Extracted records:
☆ ☆ ☆
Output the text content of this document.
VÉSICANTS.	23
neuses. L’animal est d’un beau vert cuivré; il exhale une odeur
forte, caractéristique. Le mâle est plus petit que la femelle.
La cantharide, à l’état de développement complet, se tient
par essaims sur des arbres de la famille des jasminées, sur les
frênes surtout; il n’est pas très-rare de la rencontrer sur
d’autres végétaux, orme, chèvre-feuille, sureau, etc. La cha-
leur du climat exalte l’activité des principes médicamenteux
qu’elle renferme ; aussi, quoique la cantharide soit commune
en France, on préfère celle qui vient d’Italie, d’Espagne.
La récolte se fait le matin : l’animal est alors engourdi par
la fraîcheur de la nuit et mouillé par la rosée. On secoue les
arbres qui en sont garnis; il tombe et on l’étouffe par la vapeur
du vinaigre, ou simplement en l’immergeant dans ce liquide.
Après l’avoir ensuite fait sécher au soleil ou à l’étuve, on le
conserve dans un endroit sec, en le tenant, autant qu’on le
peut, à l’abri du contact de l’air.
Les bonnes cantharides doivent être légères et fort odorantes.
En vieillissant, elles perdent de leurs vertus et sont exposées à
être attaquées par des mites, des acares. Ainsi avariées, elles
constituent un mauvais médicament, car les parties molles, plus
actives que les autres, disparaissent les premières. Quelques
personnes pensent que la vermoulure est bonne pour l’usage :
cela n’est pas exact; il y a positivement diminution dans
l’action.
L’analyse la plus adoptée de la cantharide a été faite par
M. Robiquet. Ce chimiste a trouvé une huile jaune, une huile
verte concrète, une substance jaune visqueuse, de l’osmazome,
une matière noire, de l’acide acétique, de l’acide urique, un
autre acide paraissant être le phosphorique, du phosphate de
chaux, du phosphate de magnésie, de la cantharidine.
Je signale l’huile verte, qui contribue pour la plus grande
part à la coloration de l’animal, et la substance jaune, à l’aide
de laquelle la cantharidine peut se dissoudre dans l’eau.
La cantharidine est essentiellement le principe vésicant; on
☆ ☆ ☆
What you will do: Report each line in the data that holds the word "animal".

Expected answer:
neuses. L’animal est d’un beau vert cuivré; il exhale une odeur
La récolte se fait le matin : l’animal est alors engourdi par
part à la coloration de l’animal, et la substance jaune, à l’aide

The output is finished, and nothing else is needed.